## Dataset excerpts
## begin

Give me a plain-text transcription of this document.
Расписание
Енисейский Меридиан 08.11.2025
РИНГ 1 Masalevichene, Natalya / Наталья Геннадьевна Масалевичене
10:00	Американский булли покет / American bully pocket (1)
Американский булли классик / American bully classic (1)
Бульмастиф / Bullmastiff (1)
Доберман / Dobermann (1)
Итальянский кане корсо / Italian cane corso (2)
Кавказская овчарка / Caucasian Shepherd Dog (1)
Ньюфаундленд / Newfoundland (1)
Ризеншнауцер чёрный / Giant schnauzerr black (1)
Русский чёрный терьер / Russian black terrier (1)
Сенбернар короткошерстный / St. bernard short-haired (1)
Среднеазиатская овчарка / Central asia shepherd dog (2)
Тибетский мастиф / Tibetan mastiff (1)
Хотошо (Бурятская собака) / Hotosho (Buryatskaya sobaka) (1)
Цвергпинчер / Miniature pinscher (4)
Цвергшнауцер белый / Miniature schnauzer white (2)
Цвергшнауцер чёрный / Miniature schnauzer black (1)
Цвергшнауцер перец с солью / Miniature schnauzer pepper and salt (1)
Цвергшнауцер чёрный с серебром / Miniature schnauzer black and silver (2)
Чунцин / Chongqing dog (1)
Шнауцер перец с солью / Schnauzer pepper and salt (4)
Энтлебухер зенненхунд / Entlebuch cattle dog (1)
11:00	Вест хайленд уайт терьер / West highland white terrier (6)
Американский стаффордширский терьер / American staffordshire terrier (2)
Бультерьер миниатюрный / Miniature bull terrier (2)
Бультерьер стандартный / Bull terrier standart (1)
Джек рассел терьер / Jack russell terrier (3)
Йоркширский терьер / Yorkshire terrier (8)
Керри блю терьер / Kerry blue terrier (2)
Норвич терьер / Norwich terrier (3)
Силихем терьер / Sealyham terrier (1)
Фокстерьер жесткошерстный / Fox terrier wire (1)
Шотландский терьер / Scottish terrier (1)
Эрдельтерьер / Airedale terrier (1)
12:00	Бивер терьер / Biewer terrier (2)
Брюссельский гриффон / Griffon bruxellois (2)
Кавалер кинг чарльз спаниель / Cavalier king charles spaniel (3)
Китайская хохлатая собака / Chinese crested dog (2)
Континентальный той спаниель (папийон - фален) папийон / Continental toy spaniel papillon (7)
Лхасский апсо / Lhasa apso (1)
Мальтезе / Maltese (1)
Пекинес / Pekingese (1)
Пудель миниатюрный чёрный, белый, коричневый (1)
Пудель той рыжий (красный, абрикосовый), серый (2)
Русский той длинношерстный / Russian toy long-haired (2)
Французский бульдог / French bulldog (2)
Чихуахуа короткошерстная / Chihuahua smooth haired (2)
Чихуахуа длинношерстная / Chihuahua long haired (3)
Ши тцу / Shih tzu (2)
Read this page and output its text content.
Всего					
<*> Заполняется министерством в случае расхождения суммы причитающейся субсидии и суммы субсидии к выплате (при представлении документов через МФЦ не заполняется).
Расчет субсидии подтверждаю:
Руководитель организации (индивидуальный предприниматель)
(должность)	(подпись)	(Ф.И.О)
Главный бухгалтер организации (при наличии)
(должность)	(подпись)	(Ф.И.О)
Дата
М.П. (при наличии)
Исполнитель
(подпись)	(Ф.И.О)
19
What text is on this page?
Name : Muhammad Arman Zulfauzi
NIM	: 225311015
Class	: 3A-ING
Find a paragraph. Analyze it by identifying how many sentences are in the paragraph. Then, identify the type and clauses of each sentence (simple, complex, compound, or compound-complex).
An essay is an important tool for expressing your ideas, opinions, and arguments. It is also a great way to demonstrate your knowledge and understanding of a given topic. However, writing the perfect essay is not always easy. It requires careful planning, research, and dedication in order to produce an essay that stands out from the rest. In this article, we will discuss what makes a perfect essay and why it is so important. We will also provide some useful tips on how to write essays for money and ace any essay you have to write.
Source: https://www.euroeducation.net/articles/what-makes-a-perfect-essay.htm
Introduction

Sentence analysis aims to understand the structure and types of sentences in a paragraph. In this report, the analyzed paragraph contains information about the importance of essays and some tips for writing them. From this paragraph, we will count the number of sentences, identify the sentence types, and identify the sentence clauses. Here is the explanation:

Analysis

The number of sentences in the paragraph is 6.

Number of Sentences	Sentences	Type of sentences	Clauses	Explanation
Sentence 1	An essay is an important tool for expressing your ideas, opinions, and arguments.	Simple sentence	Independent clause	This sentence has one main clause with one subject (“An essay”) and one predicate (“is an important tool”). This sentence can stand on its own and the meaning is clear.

## end

Provide the count, and nothing else, of lines in the data above where the word "Цвергшнауцер" occurs.

4